▶ **Figure record extracts**
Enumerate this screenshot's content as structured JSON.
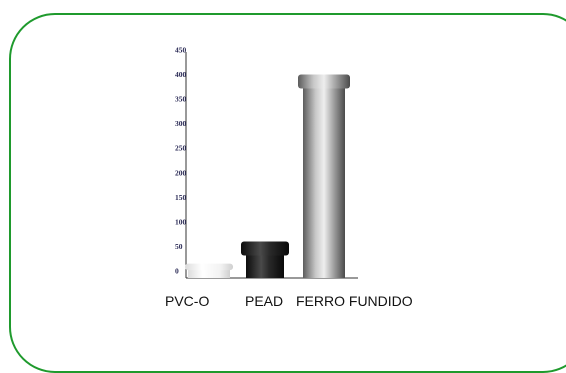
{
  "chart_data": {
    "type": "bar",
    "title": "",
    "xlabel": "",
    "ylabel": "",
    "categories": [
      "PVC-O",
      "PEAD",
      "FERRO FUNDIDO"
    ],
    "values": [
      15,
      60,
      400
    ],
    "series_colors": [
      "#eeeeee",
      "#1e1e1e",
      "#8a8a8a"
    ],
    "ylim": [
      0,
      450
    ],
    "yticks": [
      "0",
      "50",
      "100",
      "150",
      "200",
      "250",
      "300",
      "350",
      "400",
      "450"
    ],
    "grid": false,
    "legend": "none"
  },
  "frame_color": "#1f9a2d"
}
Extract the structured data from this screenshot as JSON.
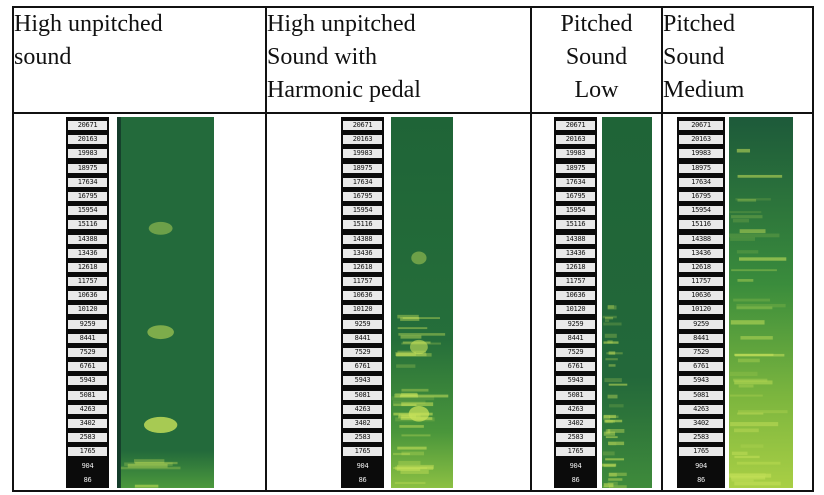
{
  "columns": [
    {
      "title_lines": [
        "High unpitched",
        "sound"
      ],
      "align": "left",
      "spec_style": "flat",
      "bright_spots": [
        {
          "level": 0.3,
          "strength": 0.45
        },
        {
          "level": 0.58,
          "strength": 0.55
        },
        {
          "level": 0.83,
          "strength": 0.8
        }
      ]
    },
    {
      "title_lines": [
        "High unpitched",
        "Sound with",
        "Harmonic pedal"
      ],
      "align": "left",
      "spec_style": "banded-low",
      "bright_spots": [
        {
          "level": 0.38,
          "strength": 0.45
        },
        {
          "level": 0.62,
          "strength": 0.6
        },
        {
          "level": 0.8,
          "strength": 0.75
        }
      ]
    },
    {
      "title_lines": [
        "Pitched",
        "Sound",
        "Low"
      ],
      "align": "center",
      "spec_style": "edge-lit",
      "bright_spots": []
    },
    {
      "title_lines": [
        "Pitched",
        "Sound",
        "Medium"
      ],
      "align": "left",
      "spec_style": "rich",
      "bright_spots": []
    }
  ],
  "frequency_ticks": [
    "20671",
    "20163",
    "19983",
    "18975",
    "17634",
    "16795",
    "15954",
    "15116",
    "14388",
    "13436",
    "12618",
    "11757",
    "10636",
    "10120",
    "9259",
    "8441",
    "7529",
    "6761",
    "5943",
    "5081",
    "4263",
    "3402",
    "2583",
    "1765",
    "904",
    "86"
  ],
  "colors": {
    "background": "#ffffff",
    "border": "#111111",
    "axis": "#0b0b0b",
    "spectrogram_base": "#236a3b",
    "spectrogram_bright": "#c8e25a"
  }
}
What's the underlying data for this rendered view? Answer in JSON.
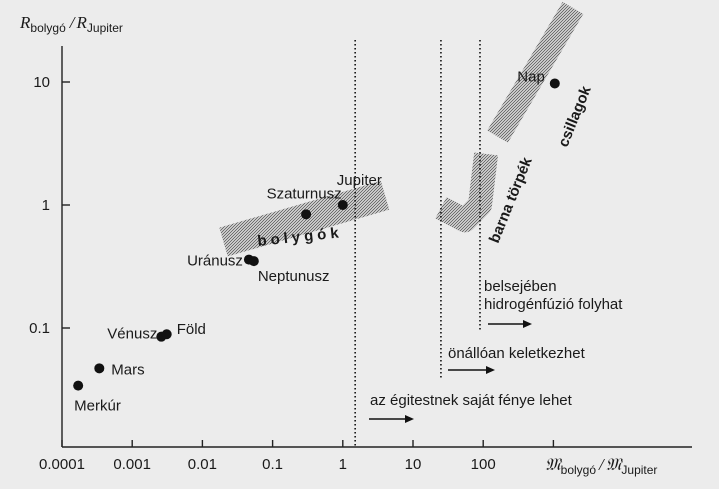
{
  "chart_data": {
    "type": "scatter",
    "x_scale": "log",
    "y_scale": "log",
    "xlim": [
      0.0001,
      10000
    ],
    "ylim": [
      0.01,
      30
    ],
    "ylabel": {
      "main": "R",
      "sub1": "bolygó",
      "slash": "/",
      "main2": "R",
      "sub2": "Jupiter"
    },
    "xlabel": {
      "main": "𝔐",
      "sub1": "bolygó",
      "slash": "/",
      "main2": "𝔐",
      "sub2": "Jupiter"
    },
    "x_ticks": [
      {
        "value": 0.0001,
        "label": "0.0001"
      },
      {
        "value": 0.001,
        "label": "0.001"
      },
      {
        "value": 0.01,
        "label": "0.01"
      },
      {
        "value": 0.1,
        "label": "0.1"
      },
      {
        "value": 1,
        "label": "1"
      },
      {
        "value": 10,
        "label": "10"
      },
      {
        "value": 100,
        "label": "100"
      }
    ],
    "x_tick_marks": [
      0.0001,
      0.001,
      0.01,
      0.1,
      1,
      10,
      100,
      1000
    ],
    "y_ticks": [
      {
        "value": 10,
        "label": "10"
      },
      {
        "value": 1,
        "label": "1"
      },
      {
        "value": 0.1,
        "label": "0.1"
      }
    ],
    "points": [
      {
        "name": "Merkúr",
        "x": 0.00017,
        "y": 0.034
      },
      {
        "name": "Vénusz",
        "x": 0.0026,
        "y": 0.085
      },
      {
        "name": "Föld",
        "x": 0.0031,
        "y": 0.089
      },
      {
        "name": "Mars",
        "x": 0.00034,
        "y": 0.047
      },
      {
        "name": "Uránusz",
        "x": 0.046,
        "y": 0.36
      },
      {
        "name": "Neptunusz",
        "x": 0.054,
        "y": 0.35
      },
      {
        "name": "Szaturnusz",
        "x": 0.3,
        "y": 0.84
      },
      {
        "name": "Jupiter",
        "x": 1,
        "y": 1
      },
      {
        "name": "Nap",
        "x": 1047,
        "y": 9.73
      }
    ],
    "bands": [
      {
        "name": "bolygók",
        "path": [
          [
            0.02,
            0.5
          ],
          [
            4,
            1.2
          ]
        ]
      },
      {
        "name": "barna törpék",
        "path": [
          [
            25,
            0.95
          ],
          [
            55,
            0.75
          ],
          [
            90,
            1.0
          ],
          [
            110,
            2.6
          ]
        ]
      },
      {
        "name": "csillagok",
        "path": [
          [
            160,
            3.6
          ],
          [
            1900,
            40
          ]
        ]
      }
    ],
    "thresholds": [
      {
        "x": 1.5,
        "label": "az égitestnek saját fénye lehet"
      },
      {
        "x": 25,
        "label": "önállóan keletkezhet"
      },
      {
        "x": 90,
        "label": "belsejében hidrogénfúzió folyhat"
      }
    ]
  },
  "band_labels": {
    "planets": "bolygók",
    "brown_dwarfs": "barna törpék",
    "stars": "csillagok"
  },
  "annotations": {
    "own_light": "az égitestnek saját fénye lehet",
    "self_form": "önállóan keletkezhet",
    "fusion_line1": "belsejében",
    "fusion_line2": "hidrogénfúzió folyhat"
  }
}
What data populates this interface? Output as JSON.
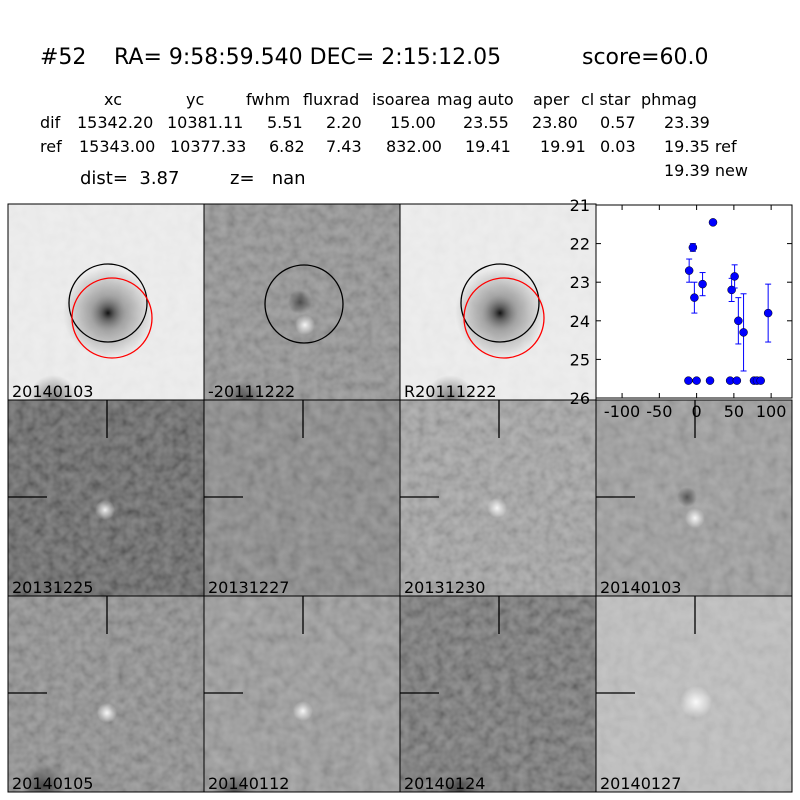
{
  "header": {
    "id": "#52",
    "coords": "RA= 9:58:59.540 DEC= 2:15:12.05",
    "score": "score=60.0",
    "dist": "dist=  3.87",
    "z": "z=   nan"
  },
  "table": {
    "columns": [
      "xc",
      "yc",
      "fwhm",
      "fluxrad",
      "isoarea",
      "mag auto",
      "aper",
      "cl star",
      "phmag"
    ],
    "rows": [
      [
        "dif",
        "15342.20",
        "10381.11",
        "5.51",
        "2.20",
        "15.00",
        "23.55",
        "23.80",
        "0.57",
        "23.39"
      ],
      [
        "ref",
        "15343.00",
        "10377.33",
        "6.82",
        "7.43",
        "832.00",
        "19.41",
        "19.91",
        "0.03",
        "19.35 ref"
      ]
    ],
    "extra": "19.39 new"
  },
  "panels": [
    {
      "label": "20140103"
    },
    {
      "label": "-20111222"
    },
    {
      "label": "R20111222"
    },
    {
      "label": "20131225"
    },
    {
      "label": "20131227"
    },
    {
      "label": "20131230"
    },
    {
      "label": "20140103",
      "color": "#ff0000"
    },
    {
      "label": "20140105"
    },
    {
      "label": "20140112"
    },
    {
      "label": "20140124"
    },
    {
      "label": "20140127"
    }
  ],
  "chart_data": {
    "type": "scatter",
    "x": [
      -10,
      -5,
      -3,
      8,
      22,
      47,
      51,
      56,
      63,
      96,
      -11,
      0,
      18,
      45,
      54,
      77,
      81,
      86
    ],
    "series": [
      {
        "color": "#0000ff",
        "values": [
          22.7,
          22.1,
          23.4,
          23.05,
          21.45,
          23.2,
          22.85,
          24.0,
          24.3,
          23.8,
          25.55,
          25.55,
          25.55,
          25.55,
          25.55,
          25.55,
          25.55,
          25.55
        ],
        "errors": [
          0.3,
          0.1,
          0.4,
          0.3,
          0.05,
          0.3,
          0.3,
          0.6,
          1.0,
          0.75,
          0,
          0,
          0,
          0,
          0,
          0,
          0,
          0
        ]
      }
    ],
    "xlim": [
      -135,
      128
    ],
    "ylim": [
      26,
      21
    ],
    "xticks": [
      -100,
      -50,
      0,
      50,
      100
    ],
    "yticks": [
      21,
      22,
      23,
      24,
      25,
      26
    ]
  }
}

▶ **TASK BRIEF**
Look through the data above. Find each line with the string "JSON" and copy it.

▶ **OUTPUT FOR THIS EXERCISE**
Enumerate this screenshot's content as structured JSON.
Extract the structured data from this screenshot as JSON.
What's the underlying data for this rendered view? Answer in JSON.
What data populates this interface? Output as JSON.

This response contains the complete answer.